= TASK DIRECTIONS =
Write out the records beneath this line exactly as they appear, minus any images.

= DATASET EXTRACT =
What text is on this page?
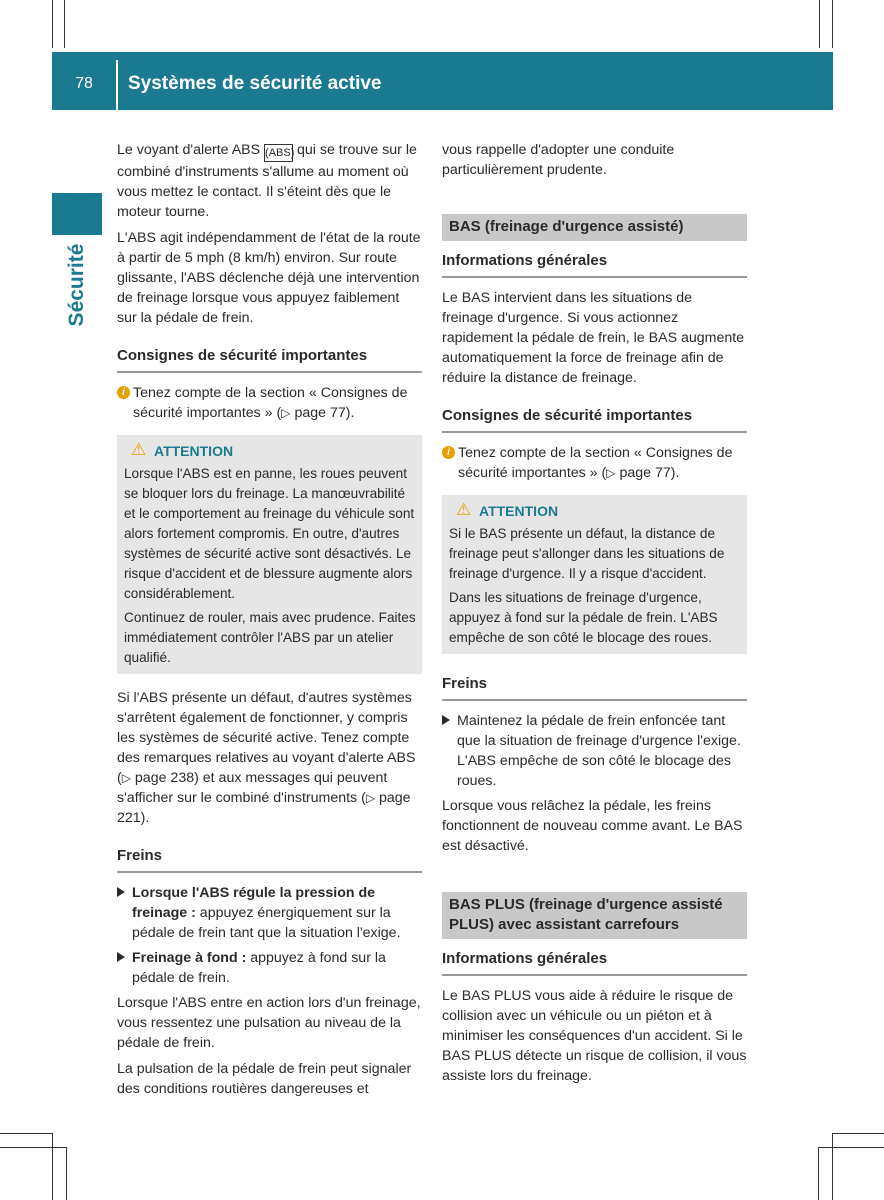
78	Systèmes de sécurité active
Sécurité

Le voyant d'alerte ABS (ABS) qui se trouve sur le combiné d'instruments s'allume au moment où vous mettez le contact. Il s'éteint dès que le moteur tourne.

L'ABS agit indépendamment de l'état de la route à partir de 5 mph (8 km/h) environ. Sur route glissante, l'ABS déclenche déjà une intervention de freinage lorsque vous appuyez faiblement sur la pédale de frein.

Consignes de sécurité importantes
i Tenez compte de la section « Consignes de sécurité importantes » (▷ page 77).
⚠ ATTENTION

Lorsque l'ABS est en panne, les roues peuvent se bloquer lors du freinage. La manœuvrabilité et le comportement au freinage du véhicule sont alors fortement compromis. En outre, d'autres systèmes de sécurité active sont désactivés. Le risque d'accident et de blessure augmente alors considérablement.

Continuez de rouler, mais avec prudence. Faites immédiatement contrôler l'ABS par un atelier qualifié.

Si l'ABS présente un défaut, d'autres systèmes s'arrêtent également de fonctionner, y compris les systèmes de sécurité active. Tenez compte des remarques relatives au voyant d'alerte ABS (▷ page 238) et aux messages qui peuvent s'afficher sur le combiné d'instruments (▷ page 221).

Freins
Lorsque l'ABS régule la pression de freinage : appuyez énergiquement sur la pédale de frein tant que la situation l'exige.
Freinage à fond : appuyez à fond sur la pédale de frein.

Lorsque l'ABS entre en action lors d'un freinage, vous ressentez une pulsation au niveau de la pédale de frein.

La pulsation de la pédale de frein peut signaler des conditions routières dangereuses et

vous rappelle d'adopter une conduite particulièrement prudente.

BAS (freinage d'urgence assisté)
Informations générales

Le BAS intervient dans les situations de freinage d'urgence. Si vous actionnez rapidement la pédale de frein, le BAS augmente automatiquement la force de freinage afin de réduire la distance de freinage.

Consignes de sécurité importantes
i Tenez compte de la section « Consignes de sécurité importantes » (▷ page 77).
⚠ ATTENTION

Si le BAS présente un défaut, la distance de freinage peut s'allonger dans les situations de freinage d'urgence. Il y a risque d'accident.

Dans les situations de freinage d'urgence, appuyez à fond sur la pédale de frein. L'ABS empêche de son côté le blocage des roues.

Freins
Maintenez la pédale de frein enfoncée tant que la situation de freinage d'urgence l'exige.
L'ABS empêche de son côté le blocage des roues.

Lorsque vous relâchez la pédale, les freins fonctionnent de nouveau comme avant. Le BAS est désactivé.

BAS PLUS (freinage d'urgence assisté PLUS) avec assistant carrefours
Informations générales

Le BAS PLUS vous aide à réduire le risque de collision avec un véhicule ou un piéton et à minimiser les conséquences d'un accident. Si le BAS PLUS détecte un risque de collision, il vous assiste lors du freinage.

= OUTPUT OF THE TASK =
What text is on this page?
78	Systèmes de sécurité active
Sécurité

Le voyant d'alerte ABS (ABS) qui se trouve sur le combiné d'instruments s'allume au moment où vous mettez le contact. Il s'éteint dès que le moteur tourne.

L'ABS agit indépendamment de l'état de la route à partir de 5 mph (8 km/h) environ. Sur route glissante, l'ABS déclenche déjà une intervention de freinage lorsque vous appuyez faiblement sur la pédale de frein.

Consignes de sécurité importantes
i Tenez compte de la section « Consignes de sécurité importantes » (▷ page 77).
⚠ ATTENTION

Lorsque l'ABS est en panne, les roues peuvent se bloquer lors du freinage. La manœuvrabilité et le comportement au freinage du véhicule sont alors fortement compromis. En outre, d'autres systèmes de sécurité active sont désactivés. Le risque d'accident et de blessure augmente alors considérablement.

Continuez de rouler, mais avec prudence. Faites immédiatement contrôler l'ABS par un atelier qualifié.

Si l'ABS présente un défaut, d'autres systèmes s'arrêtent également de fonctionner, y compris les systèmes de sécurité active. Tenez compte des remarques relatives au voyant d'alerte ABS (▷ page 238) et aux messages qui peuvent s'afficher sur le combiné d'instruments (▷ page 221).

Freins
Lorsque l'ABS régule la pression de freinage : appuyez énergiquement sur la pédale de frein tant que la situation l'exige.
Freinage à fond : appuyez à fond sur la pédale de frein.

Lorsque l'ABS entre en action lors d'un freinage, vous ressentez une pulsation au niveau de la pédale de frein.

La pulsation de la pédale de frein peut signaler des conditions routières dangereuses et

vous rappelle d'adopter une conduite particulièrement prudente.

BAS (freinage d'urgence assisté)
Informations générales

Le BAS intervient dans les situations de freinage d'urgence. Si vous actionnez rapidement la pédale de frein, le BAS augmente automatiquement la force de freinage afin de réduire la distance de freinage.

Consignes de sécurité importantes
i Tenez compte de la section « Consignes de sécurité importantes » (▷ page 77).
⚠ ATTENTION

Si le BAS présente un défaut, la distance de freinage peut s'allonger dans les situations de freinage d'urgence. Il y a risque d'accident.

Dans les situations de freinage d'urgence, appuyez à fond sur la pédale de frein. L'ABS empêche de son côté le blocage des roues.

Freins
Maintenez la pédale de frein enfoncée tant que la situation de freinage d'urgence l'exige.
L'ABS empêche de son côté le blocage des roues.

Lorsque vous relâchez la pédale, les freins fonctionnent de nouveau comme avant. Le BAS est désactivé.

BAS PLUS (freinage d'urgence assisté PLUS) avec assistant carrefours
Informations générales

Le BAS PLUS vous aide à réduire le risque de collision avec un véhicule ou un piéton et à minimiser les conséquences d'un accident. Si le BAS PLUS détecte un risque de collision, il vous assiste lors du freinage.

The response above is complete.